Task brief » Look through the entries for the string "membrane" and copy every line where it shows up.

Data shown »
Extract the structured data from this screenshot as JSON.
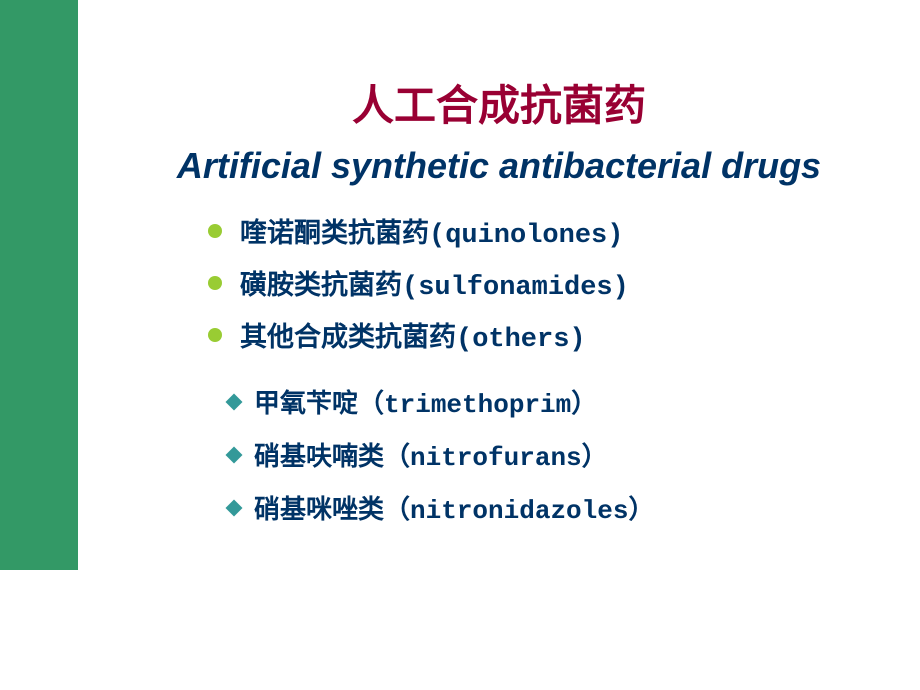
{
  "colors": {
    "side_panel": "#339966",
    "title_zh": "#990033",
    "title_en": "#003366",
    "body_text": "#003366",
    "bullet_dot": "#99cc33",
    "sub_diamond": "#339999",
    "background": "#ffffff"
  },
  "typography": {
    "title_zh_fontsize": 42,
    "title_en_fontsize": 36,
    "bullet_fontsize": 27,
    "sub_fontsize": 26,
    "en_font": "Courier New",
    "zh_font": "SimHei"
  },
  "layout": {
    "side_panel_width": 78,
    "side_panel_height": 570,
    "bullet_indent": 130,
    "sub_indent": 150
  },
  "title": {
    "zh": "人工合成抗菌药",
    "en": "Artificial synthetic antibacterial drugs"
  },
  "bullets": [
    {
      "zh": "喹诺酮类抗菌药",
      "en": "(quinolones)"
    },
    {
      "zh": "磺胺类抗菌药",
      "en": "(sulfonamides)"
    },
    {
      "zh": "其他合成类抗菌药",
      "en": "(others)"
    }
  ],
  "sub_bullets": [
    {
      "zh": "甲氧苄啶",
      "en": "（trimethoprim）"
    },
    {
      "zh": "硝基呋喃类",
      "en": "（nitrofurans）"
    },
    {
      "zh": "硝基咪唑类",
      "en": "（nitronidazoles）"
    }
  ]
}
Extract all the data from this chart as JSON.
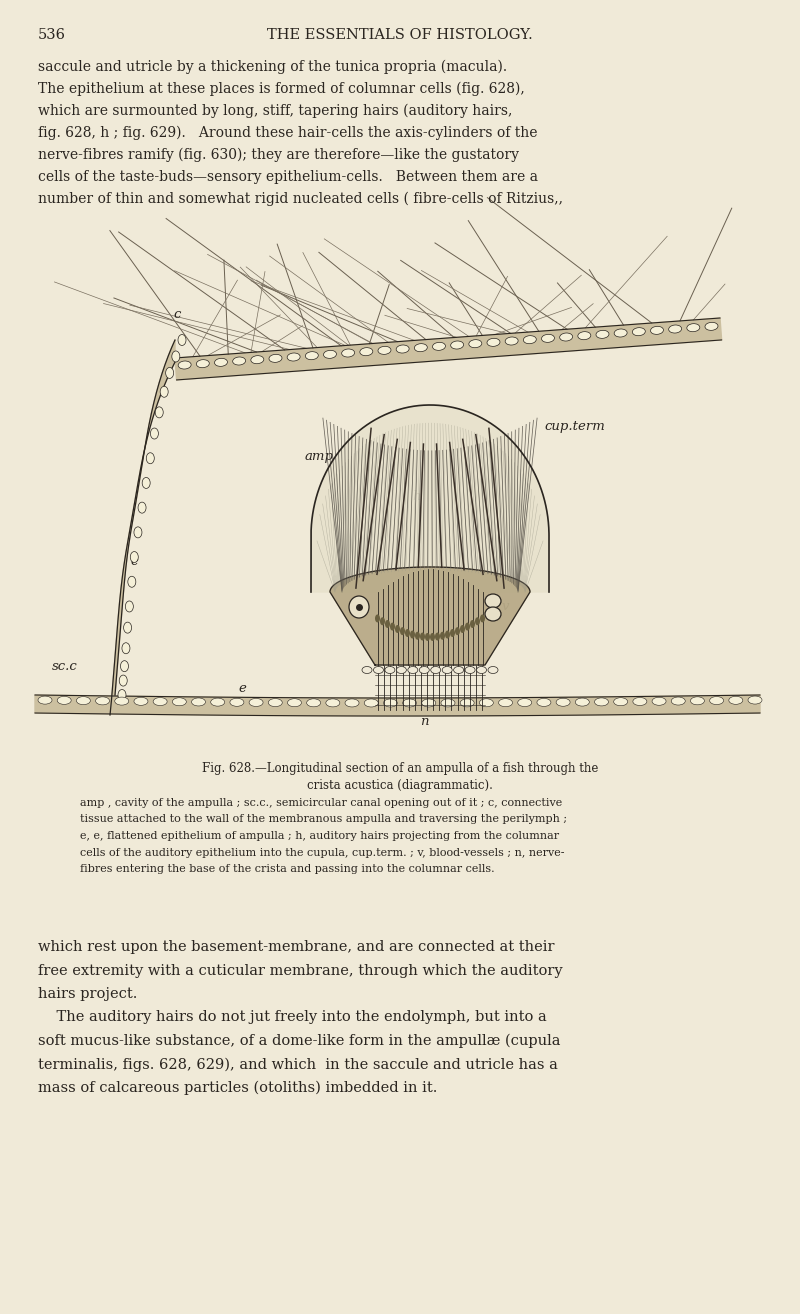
{
  "bg_color": "#f0ead8",
  "page_number": "536",
  "header": "THE ESSENTIALS OF HISTOLOGY.",
  "top_texts": [
    "saccule and utricle by a thickening of the tunica propria (macula).",
    "The epithelium at these places is formed of columnar cells (fig. 628),",
    "which are surmounted by long, stiff, tapering hairs (auditory hairs,",
    "fig. 628, h ; fig. 629).   Around these hair-cells the axis-cylinders of the",
    "nerve-fibres ramify (fig. 630); they are therefore—like the gustatory",
    "cells of the taste-buds—sensory epithelium-cells.   Between them are a",
    "number of thin and somewhat rigid nucleated cells ( fibre-cells of Ritzius,,"
  ],
  "bottom_texts": [
    "which rest upon the basement-membrane, and are connected at their",
    "free extremity with a cuticular membrane, through which the auditory",
    "hairs project.",
    "    The auditory hairs do not jut freely into the endolymph, but into a",
    "soft mucus-like substance, of a dome-like form in the ampullæ (cupula",
    "terminalis, figs. 628, 629), and which  in the saccule and utricle has a",
    "mass of calcareous particles (otoliths) imbedded in it."
  ],
  "cap_simple": [
    "amp , cavity of the ampulla ; sc.c., semicircular canal opening out of it ; c, connective",
    "tissue attached to the wall of the membranous ampulla and traversing the perilymph ;",
    "e, e, flattened epithelium of ampulla ; h, auditory hairs projecting from the columnar",
    "cells of the auditory epithelium into the cupula, cup.term. ; v, blood-vessels ; n, nerve-",
    "fibres entering the base of the crista and passing into the columnar cells."
  ]
}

Solution below »
    "which rest upon the basement-membrane, and are connected at their",
    "free extremity with a cuticular membrane, through which the auditory",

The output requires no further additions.